── Datos proporcionados

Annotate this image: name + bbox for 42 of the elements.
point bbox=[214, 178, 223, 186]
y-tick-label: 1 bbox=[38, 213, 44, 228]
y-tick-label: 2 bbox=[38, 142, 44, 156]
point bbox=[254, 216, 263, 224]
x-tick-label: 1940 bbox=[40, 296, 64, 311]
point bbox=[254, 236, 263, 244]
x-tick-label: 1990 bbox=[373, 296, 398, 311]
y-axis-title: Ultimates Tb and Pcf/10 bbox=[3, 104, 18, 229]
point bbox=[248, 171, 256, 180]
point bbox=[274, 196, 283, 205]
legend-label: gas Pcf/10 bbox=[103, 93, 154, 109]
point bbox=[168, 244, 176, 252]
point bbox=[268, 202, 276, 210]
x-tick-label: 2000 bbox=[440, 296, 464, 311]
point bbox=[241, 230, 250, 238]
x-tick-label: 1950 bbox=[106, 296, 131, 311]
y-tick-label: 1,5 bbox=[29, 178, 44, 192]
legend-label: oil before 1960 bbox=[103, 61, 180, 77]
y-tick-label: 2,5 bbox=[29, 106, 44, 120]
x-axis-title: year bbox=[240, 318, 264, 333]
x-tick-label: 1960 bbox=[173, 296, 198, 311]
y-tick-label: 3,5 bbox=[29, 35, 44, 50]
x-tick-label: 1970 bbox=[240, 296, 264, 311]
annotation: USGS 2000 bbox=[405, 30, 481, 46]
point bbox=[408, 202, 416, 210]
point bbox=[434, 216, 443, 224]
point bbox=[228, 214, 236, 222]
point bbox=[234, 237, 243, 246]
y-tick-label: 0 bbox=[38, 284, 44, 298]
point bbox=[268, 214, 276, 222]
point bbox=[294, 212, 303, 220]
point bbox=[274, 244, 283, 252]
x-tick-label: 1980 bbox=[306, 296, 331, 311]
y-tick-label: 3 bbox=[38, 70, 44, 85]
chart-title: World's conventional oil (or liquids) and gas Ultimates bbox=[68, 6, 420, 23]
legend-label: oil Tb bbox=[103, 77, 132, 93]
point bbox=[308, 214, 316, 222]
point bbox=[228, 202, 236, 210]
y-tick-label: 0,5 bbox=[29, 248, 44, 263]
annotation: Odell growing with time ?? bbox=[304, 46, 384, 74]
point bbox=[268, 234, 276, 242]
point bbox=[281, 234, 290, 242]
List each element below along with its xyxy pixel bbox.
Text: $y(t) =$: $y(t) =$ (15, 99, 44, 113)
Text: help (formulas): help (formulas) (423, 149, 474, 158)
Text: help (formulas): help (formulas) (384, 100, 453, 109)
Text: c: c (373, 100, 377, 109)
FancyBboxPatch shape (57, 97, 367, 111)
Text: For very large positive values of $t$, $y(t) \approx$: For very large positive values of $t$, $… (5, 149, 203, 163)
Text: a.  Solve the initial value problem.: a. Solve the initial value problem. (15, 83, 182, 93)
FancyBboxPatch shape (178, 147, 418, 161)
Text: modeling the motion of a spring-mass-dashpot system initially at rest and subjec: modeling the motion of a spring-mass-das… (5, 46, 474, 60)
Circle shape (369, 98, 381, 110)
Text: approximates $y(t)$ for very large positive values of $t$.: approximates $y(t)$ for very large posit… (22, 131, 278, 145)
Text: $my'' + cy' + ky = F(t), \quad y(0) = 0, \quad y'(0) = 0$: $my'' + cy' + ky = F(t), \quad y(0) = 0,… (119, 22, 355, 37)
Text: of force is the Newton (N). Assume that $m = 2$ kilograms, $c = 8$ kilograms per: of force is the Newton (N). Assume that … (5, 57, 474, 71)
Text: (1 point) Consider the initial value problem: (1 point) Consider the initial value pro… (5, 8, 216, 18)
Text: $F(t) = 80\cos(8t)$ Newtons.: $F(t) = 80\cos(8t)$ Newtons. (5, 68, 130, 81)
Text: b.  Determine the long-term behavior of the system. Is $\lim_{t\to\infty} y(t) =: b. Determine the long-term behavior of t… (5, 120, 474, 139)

────

- _Ejercicio escrito_: Transcriba todas las filas anteriores tal como aparecen, sin alterar ningún carácter.

- _Solución del problema_:
Annotate this image: name + bbox for 42 of the elements.
point bbox=[214, 178, 223, 186]
y-tick-label: 1 bbox=[38, 213, 44, 228]
y-tick-label: 2 bbox=[38, 142, 44, 156]
point bbox=[254, 216, 263, 224]
x-tick-label: 1940 bbox=[40, 296, 64, 311]
point bbox=[254, 236, 263, 244]
x-tick-label: 1990 bbox=[373, 296, 398, 311]
y-axis-title: Ultimates Tb and Pcf/10 bbox=[3, 104, 18, 229]
point bbox=[248, 171, 256, 180]
point bbox=[274, 196, 283, 205]
legend-label: gas Pcf/10 bbox=[103, 93, 154, 109]
point bbox=[168, 244, 176, 252]
point bbox=[268, 202, 276, 210]
x-tick-label: 2000 bbox=[440, 296, 464, 311]
point bbox=[241, 230, 250, 238]
x-tick-label: 1950 bbox=[106, 296, 131, 311]
y-tick-label: 1,5 bbox=[29, 178, 44, 192]
legend-label: oil before 1960 bbox=[103, 61, 180, 77]
y-tick-label: 2,5 bbox=[29, 106, 44, 120]
x-axis-title: year bbox=[240, 318, 264, 333]
x-tick-label: 1960 bbox=[173, 296, 198, 311]
y-tick-label: 3,5 bbox=[29, 35, 44, 50]
x-tick-label: 1970 bbox=[240, 296, 264, 311]
annotation: USGS 2000 bbox=[405, 30, 481, 46]
point bbox=[408, 202, 416, 210]
point bbox=[434, 216, 443, 224]
point bbox=[228, 214, 236, 222]
point bbox=[234, 237, 243, 246]
y-tick-label: 0 bbox=[38, 284, 44, 298]
point bbox=[268, 214, 276, 222]
point bbox=[294, 212, 303, 220]
point bbox=[274, 244, 283, 252]
x-tick-label: 1980 bbox=[306, 296, 331, 311]
y-tick-label: 3 bbox=[38, 70, 44, 85]
chart-title: World's conventional oil (or liquids) and gas Ultimates bbox=[68, 6, 420, 23]
legend-label: oil Tb bbox=[103, 77, 132, 93]
point bbox=[308, 214, 316, 222]
point bbox=[228, 202, 236, 210]
y-tick-label: 0,5 bbox=[29, 248, 44, 263]
annotation: Odell growing with time ?? bbox=[304, 46, 384, 74]
point bbox=[268, 234, 276, 242]
point bbox=[281, 234, 290, 242]
List each element below along with its xyxy pixel bbox.
Text: $y(t) =$: $y(t) =$ (15, 99, 44, 113)
Text: help (formulas): help (formulas) (423, 149, 474, 158)
Text: help (formulas): help (formulas) (384, 100, 453, 109)
Text: c: c (373, 100, 377, 109)
FancyBboxPatch shape (57, 97, 367, 111)
Text: For very large positive values of $t$, $y(t) \approx$: For very large positive values of $t$, $… (5, 149, 203, 163)
Text: a.  Solve the initial value problem.: a. Solve the initial value problem. (15, 83, 182, 93)
FancyBboxPatch shape (178, 147, 418, 161)
Text: modeling the motion of a spring-mass-dashpot system initially at rest and subjec: modeling the motion of a spring-mass-das… (5, 46, 474, 60)
Circle shape (369, 98, 381, 110)
Text: approximates $y(t)$ for very large positive values of $t$.: approximates $y(t)$ for very large posit… (22, 131, 278, 145)
Text: $my'' + cy' + ky = F(t), \quad y(0) = 0, \quad y'(0) = 0$: $my'' + cy' + ky = F(t), \quad y(0) = 0,… (119, 22, 355, 37)
Text: of force is the Newton (N). Assume that $m = 2$ kilograms, $c = 8$ kilograms per: of force is the Newton (N). Assume that … (5, 57, 474, 71)
Text: (1 point) Consider the initial value problem: (1 point) Consider the initial value pro… (5, 8, 216, 18)
Text: $F(t) = 80\cos(8t)$ Newtons.: $F(t) = 80\cos(8t)$ Newtons. (5, 68, 130, 81)
Text: b.  Determine the long-term behavior of the system. Is $\lim_{t\to\infty} y(t) =: b. Determine the long-term behavior of t… (5, 120, 474, 139)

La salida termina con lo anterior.